RECORDS TO USE:

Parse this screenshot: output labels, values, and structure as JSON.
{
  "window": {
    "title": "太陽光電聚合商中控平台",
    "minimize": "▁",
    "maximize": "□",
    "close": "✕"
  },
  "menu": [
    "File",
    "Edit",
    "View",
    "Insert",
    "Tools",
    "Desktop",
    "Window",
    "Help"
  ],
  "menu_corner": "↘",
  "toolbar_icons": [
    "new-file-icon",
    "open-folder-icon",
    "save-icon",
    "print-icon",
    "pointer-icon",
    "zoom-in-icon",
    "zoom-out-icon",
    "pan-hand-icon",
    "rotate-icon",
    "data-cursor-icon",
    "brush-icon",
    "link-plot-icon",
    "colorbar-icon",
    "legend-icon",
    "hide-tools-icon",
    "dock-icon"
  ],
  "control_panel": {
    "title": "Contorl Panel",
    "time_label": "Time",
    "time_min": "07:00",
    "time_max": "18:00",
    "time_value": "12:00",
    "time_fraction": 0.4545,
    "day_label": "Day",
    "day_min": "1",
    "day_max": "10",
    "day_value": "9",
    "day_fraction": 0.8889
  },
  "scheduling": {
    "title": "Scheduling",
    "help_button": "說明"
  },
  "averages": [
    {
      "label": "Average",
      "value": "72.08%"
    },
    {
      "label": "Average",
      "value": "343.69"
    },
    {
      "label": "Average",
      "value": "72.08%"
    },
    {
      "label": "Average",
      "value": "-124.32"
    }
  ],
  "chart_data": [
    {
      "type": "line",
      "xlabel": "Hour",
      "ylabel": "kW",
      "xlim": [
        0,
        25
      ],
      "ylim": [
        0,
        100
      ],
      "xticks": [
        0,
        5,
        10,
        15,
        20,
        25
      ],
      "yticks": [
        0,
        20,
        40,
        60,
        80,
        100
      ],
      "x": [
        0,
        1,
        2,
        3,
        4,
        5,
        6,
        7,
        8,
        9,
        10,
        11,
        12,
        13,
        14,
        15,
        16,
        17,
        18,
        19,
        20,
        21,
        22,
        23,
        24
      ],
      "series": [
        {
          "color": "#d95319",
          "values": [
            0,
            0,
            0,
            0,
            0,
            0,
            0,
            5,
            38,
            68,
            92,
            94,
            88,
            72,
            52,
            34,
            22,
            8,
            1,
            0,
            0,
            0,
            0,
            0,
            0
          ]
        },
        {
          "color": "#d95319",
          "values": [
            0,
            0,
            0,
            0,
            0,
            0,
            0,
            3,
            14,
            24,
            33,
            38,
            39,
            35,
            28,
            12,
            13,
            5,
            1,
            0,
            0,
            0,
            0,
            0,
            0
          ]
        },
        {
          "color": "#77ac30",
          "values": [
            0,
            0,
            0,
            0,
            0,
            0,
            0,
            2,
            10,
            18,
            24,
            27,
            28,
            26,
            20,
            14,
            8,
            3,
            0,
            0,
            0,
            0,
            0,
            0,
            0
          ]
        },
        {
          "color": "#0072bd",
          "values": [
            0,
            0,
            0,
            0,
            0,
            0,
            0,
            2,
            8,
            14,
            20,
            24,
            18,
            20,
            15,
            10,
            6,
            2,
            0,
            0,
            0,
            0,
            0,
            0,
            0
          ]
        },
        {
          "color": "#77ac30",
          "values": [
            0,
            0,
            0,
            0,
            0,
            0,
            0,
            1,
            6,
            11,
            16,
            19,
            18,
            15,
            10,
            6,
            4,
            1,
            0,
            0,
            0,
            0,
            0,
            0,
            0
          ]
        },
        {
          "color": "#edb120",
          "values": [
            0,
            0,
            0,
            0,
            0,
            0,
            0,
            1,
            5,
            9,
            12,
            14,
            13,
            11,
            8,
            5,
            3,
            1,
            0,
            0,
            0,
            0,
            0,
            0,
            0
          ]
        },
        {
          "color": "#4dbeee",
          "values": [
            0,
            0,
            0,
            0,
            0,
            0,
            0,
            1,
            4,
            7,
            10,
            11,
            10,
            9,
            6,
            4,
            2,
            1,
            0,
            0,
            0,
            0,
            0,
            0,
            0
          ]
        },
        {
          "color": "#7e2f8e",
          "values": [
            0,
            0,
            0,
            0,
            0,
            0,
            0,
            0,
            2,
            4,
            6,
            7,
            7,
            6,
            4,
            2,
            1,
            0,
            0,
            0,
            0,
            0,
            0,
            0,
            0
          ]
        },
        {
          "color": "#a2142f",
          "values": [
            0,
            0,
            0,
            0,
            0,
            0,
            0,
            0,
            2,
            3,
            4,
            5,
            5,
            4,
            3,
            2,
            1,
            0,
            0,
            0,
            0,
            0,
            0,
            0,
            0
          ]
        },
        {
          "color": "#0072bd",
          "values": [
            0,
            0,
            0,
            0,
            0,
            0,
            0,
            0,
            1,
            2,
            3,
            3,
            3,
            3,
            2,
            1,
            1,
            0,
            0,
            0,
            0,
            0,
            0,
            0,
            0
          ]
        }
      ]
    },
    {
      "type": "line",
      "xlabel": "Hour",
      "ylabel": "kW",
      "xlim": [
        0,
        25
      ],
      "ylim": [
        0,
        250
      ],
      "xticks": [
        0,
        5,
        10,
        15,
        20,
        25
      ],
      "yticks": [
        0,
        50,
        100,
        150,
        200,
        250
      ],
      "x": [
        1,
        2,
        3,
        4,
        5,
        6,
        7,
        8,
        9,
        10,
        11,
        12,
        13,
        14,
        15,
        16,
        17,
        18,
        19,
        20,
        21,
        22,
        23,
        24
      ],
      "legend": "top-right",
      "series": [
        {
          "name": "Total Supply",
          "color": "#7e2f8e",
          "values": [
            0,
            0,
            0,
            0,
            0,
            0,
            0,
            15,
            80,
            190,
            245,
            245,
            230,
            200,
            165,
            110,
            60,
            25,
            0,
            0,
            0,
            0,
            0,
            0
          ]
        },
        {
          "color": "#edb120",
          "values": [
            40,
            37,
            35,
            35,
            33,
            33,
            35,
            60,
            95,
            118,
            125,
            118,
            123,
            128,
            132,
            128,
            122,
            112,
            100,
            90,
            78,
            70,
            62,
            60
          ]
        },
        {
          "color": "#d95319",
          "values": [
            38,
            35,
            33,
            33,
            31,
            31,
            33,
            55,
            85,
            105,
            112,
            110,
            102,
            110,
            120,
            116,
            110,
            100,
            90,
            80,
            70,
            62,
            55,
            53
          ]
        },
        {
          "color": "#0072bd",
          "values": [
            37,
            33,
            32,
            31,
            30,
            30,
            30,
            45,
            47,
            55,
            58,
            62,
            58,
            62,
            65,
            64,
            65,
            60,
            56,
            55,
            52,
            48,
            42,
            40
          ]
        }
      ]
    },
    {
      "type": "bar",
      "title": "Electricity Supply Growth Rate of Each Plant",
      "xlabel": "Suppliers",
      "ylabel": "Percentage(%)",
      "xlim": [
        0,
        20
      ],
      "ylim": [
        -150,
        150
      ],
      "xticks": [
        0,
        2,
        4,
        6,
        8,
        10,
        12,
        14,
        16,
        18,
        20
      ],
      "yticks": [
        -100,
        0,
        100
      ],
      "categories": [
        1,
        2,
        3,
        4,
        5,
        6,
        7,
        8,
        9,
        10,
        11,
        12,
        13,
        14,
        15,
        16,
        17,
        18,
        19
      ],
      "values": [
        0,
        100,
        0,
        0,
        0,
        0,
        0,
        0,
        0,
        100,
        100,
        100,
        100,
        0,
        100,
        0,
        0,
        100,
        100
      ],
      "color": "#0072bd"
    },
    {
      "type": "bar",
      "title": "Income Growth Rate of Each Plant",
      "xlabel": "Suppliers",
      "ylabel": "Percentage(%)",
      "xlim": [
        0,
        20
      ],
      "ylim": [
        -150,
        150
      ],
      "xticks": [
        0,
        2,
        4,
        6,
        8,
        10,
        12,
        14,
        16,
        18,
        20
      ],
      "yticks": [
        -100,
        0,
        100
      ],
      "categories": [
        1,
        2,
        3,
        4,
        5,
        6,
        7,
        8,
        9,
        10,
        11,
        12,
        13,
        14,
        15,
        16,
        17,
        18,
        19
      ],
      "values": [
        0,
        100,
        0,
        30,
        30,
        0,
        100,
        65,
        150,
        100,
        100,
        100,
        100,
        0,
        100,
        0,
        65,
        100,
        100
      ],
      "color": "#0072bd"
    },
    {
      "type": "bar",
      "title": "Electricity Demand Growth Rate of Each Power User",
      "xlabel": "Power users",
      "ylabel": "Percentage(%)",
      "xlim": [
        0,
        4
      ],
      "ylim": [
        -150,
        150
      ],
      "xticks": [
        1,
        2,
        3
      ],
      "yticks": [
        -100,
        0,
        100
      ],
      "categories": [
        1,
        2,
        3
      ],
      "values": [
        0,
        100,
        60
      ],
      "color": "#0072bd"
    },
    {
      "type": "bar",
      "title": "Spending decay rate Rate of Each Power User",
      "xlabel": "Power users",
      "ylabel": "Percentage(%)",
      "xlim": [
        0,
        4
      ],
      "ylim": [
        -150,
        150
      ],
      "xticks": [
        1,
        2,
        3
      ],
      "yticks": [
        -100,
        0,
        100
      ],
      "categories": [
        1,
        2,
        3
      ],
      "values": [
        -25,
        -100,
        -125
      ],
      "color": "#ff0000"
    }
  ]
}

OBJECTIVE: In the data above, how many lines contain the string "Electricity"? Answer with the number only.

SOLUTION TO THE EXERCISE: 2